> _REQUIREMENTS_
Retype each record below word for word. Leave the pictures out.

> _TASK INPUTS_

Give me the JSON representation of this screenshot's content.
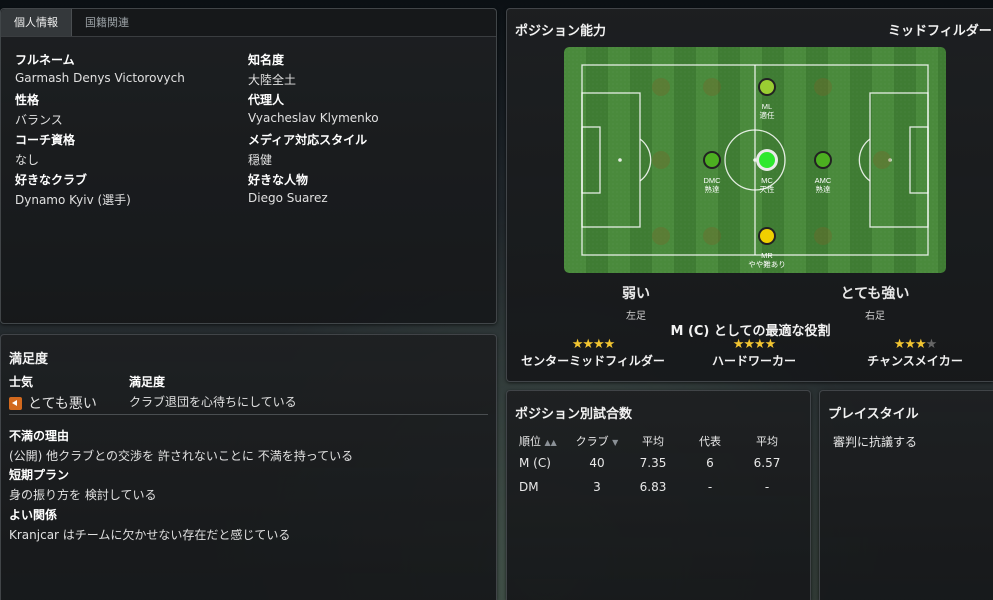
{
  "tabs": [
    "個人情報",
    "国籍関連"
  ],
  "personal": {
    "fields": [
      {
        "label": "フルネーム",
        "value": "Garmash Denys Victorovych"
      },
      {
        "label": "知名度",
        "value": "大陸全土"
      },
      {
        "label": "性格",
        "value": "バランス"
      },
      {
        "label": "代理人",
        "value": "Vyacheslav Klymenko"
      },
      {
        "label": "コーチ資格",
        "value": "なし"
      },
      {
        "label": "メディア対応スタイル",
        "value": "穏健"
      },
      {
        "label": "好きなクラブ",
        "value": "Dynamo Kyiv (選手)"
      },
      {
        "label": "好きな人物",
        "value": "Diego Suarez"
      }
    ]
  },
  "position": {
    "title": "ポジション能力",
    "main_position": "ミッドフィルダー",
    "pitch_markers": [
      {
        "code": "ML",
        "rating": "適任",
        "color": "#9acd32"
      },
      {
        "code": "DMC",
        "rating": "熟達",
        "color": "#4caf20"
      },
      {
        "code": "MC",
        "rating": "天性",
        "color": "#2ee82e"
      },
      {
        "code": "AMC",
        "rating": "熟達",
        "color": "#4caf20"
      },
      {
        "code": "MR",
        "rating": "やや難あり",
        "color": "#f0d000"
      }
    ],
    "weak": {
      "label": "弱い",
      "foot": "左足"
    },
    "strong": {
      "label": "とても強い",
      "foot": "右足"
    },
    "best_role_title": "M (C) としての最適な役割",
    "roles": [
      {
        "name": "センターミッドフィルダー",
        "stars": 4,
        "max": 4
      },
      {
        "name": "ハードワーカー",
        "stars": 4,
        "max": 4
      },
      {
        "name": "チャンスメイカー",
        "stars": 3.5,
        "max": 4
      }
    ]
  },
  "satisfaction": {
    "title": "満足度",
    "morale_label": "士気",
    "morale_value": "とても悪い",
    "satisfaction_label": "満足度",
    "satisfaction_value": "クラブ退団を心待ちにしている",
    "reason_label": "不満の理由",
    "reason_value": "(公開) 他クラブとの交渉を 許されないことに 不満を持っている",
    "plan_label": "短期プラン",
    "plan_value": "身の振り方を 検討している",
    "relation_label": "よい関係",
    "relation_value": "Kranjcar はチームに欠かせない存在だと感じている"
  },
  "stats": {
    "title": "ポジション別試合数",
    "headers": [
      "順位",
      "クラブ",
      "平均",
      "代表",
      "平均"
    ],
    "rows": [
      [
        "M (C)",
        "40",
        "7.35",
        "6",
        "6.57"
      ],
      [
        "DM",
        "3",
        "6.83",
        "-",
        "-"
      ]
    ]
  },
  "playstyle": {
    "title": "プレイスタイル",
    "items": [
      "審判に抗議する"
    ]
  }
}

> _CORRECT RESPONSE_
Give me the JSON representation of this screenshot's content.
{
  "tabs": [
    "個人情報",
    "国籍関連"
  ],
  "personal": {
    "fields": [
      {
        "label": "フルネーム",
        "value": "Garmash Denys Victorovych"
      },
      {
        "label": "知名度",
        "value": "大陸全土"
      },
      {
        "label": "性格",
        "value": "バランス"
      },
      {
        "label": "代理人",
        "value": "Vyacheslav Klymenko"
      },
      {
        "label": "コーチ資格",
        "value": "なし"
      },
      {
        "label": "メディア対応スタイル",
        "value": "穏健"
      },
      {
        "label": "好きなクラブ",
        "value": "Dynamo Kyiv (選手)"
      },
      {
        "label": "好きな人物",
        "value": "Diego Suarez"
      }
    ]
  },
  "position": {
    "title": "ポジション能力",
    "main_position": "ミッドフィルダー",
    "pitch_markers": [
      {
        "code": "ML",
        "rating": "適任",
        "color": "#9acd32"
      },
      {
        "code": "DMC",
        "rating": "熟達",
        "color": "#4caf20"
      },
      {
        "code": "MC",
        "rating": "天性",
        "color": "#2ee82e"
      },
      {
        "code": "AMC",
        "rating": "熟達",
        "color": "#4caf20"
      },
      {
        "code": "MR",
        "rating": "やや難あり",
        "color": "#f0d000"
      }
    ],
    "weak": {
      "label": "弱い",
      "foot": "左足"
    },
    "strong": {
      "label": "とても強い",
      "foot": "右足"
    },
    "best_role_title": "M (C) としての最適な役割",
    "roles": [
      {
        "name": "センターミッドフィルダー",
        "stars": 4,
        "max": 4
      },
      {
        "name": "ハードワーカー",
        "stars": 4,
        "max": 4
      },
      {
        "name": "チャンスメイカー",
        "stars": 3.5,
        "max": 4
      }
    ]
  },
  "satisfaction": {
    "title": "満足度",
    "morale_label": "士気",
    "morale_value": "とても悪い",
    "satisfaction_label": "満足度",
    "satisfaction_value": "クラブ退団を心待ちにしている",
    "reason_label": "不満の理由",
    "reason_value": "(公開) 他クラブとの交渉を 許されないことに 不満を持っている",
    "plan_label": "短期プラン",
    "plan_value": "身の振り方を 検討している",
    "relation_label": "よい関係",
    "relation_value": "Kranjcar はチームに欠かせない存在だと感じている"
  },
  "stats": {
    "title": "ポジション別試合数",
    "headers": [
      "順位",
      "クラブ",
      "平均",
      "代表",
      "平均"
    ],
    "rows": [
      [
        "M (C)",
        "40",
        "7.35",
        "6",
        "6.57"
      ],
      [
        "DM",
        "3",
        "6.83",
        "-",
        "-"
      ]
    ]
  },
  "playstyle": {
    "title": "プレイスタイル",
    "items": [
      "審判に抗議する"
    ]
  }
}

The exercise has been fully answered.